_WHAT IS REQUIRED_
Scan the lines below for the string "社内公募異動制度を利用したり" and report how many lines contain it, giving only the number.

_DATA LINES_
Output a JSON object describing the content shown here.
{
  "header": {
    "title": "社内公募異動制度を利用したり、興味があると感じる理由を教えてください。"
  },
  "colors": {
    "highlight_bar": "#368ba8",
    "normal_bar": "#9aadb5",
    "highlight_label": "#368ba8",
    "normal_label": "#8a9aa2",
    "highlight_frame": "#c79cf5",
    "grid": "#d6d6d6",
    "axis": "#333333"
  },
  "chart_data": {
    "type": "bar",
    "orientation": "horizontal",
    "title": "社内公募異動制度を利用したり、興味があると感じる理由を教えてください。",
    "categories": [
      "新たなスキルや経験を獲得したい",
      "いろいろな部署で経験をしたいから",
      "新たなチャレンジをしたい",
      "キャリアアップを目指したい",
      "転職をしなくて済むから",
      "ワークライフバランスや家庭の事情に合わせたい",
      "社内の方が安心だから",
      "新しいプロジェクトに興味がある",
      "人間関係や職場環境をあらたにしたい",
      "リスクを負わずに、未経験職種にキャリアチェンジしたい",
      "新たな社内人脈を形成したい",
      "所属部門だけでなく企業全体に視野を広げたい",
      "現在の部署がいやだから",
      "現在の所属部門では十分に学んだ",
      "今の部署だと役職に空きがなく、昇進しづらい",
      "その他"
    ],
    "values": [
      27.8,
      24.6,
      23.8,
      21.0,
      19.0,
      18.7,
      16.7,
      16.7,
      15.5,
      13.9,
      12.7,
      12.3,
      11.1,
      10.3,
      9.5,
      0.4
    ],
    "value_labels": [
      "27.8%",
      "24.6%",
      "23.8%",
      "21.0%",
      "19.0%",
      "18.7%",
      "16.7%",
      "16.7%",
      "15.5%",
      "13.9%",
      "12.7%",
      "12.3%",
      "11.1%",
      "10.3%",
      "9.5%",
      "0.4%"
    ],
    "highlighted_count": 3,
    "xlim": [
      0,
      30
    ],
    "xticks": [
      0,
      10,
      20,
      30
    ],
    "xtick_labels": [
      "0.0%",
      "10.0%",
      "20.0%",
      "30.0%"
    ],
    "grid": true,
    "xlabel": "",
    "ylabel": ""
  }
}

_WRITTEN REPLY_
2